__What you need to do__. No images are to be carried over; print all other material exactly as it stands.

__Input records__.
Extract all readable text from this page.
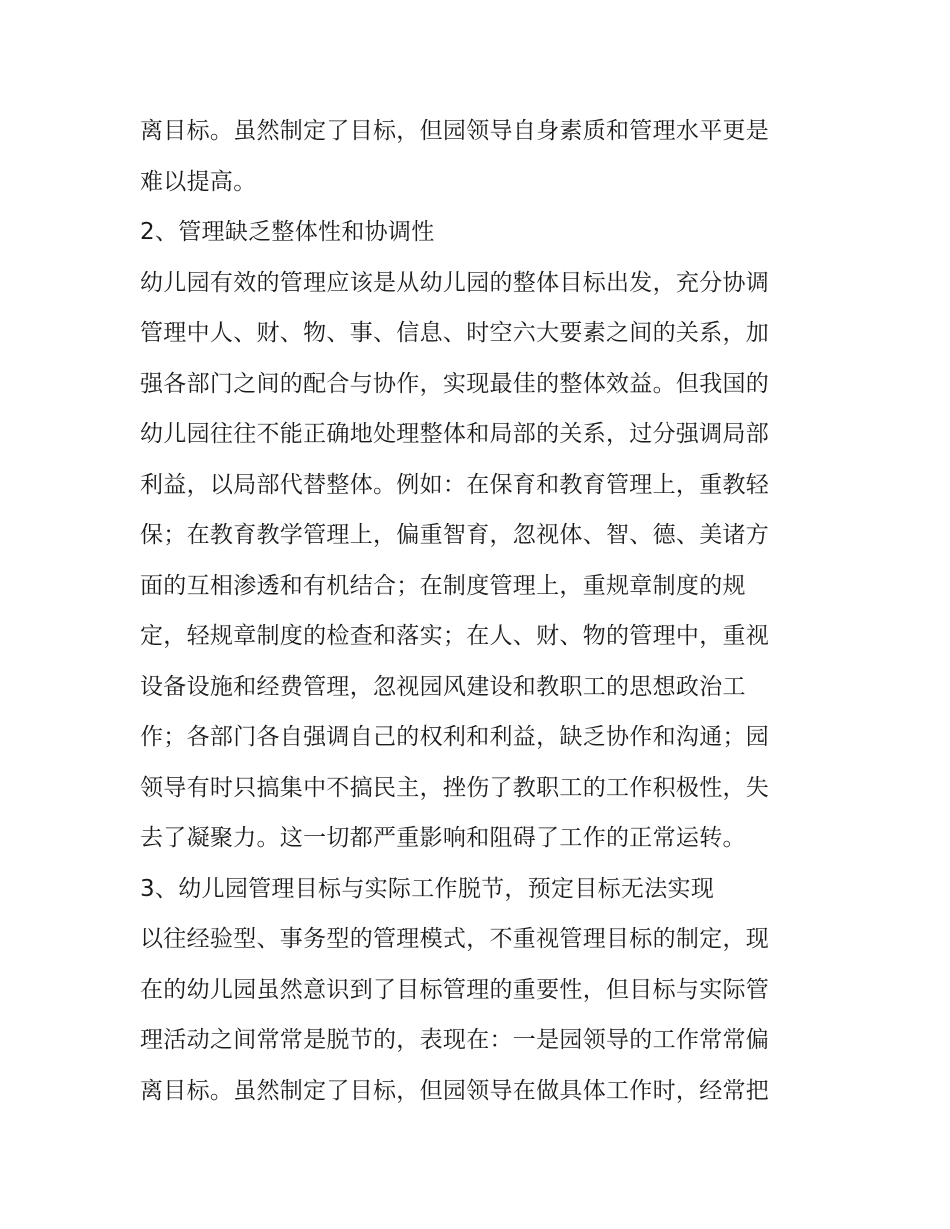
离目标。虽然制定了目标，但园领导自身素质和管理水平更是
难以提高。
2、管理缺乏整体性和协调性
幼儿园有效的管理应该是从幼儿园的整体目标出发，充分协调
管理中人、财、物、事、信息、时空六大要素之间的关系，加
强各部门之间的配合与协作，实现最佳的整体效益。但我国的
幼儿园往往不能正确地处理整体和局部的关系，过分强调局部
利益，以局部代替整体。例如：在保育和教育管理上，重教轻
保；在教育教学管理上，偏重智育，忽视体、智、德、美诸方
面的互相渗透和有机结合；在制度管理上，重规章制度的规
定，轻规章制度的检查和落实；在人、财、物的管理中，重视
设备设施和经费管理，忽视园风建设和教职工的思想政治工
作；各部门各自强调自己的权利和利益，缺乏协作和沟通；园
领导有时只搞集中不搞民主，挫伤了教职工的工作积极性，失
去了凝聚力。这一切都严重影响和阻碍了工作的正常运转。
3、幼儿园管理目标与实际工作脱节，预定目标无法实现
以往经验型、事务型的管理模式，不重视管理目标的制定，现
在的幼儿园虽然意识到了目标管理的重要性，但目标与实际管
理活动之间常常是脱节的，表现在：一是园领导的工作常常偏
离目标。虽然制定了目标，但园领导在做具体工作时，经常把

__The answer__.
Extract all readable text from this page.
离目标。虽然制定了目标，但园领导自身素质和管理水平更是
难以提高。
2、管理缺乏整体性和协调性
幼儿园有效的管理应该是从幼儿园的整体目标出发，充分协调
管理中人、财、物、事、信息、时空六大要素之间的关系，加
强各部门之间的配合与协作，实现最佳的整体效益。但我国的
幼儿园往往不能正确地处理整体和局部的关系，过分强调局部
利益，以局部代替整体。例如：在保育和教育管理上，重教轻
保；在教育教学管理上，偏重智育，忽视体、智、德、美诸方
面的互相渗透和有机结合；在制度管理上，重规章制度的规
定，轻规章制度的检查和落实；在人、财、物的管理中，重视
设备设施和经费管理，忽视园风建设和教职工的思想政治工
作；各部门各自强调自己的权利和利益，缺乏协作和沟通；园
领导有时只搞集中不搞民主，挫伤了教职工的工作积极性，失
去了凝聚力。这一切都严重影响和阻碍了工作的正常运转。
3、幼儿园管理目标与实际工作脱节，预定目标无法实现
以往经验型、事务型的管理模式，不重视管理目标的制定，现
在的幼儿园虽然意识到了目标管理的重要性，但目标与实际管
理活动之间常常是脱节的，表现在：一是园领导的工作常常偏
离目标。虽然制定了目标，但园领导在做具体工作时，经常把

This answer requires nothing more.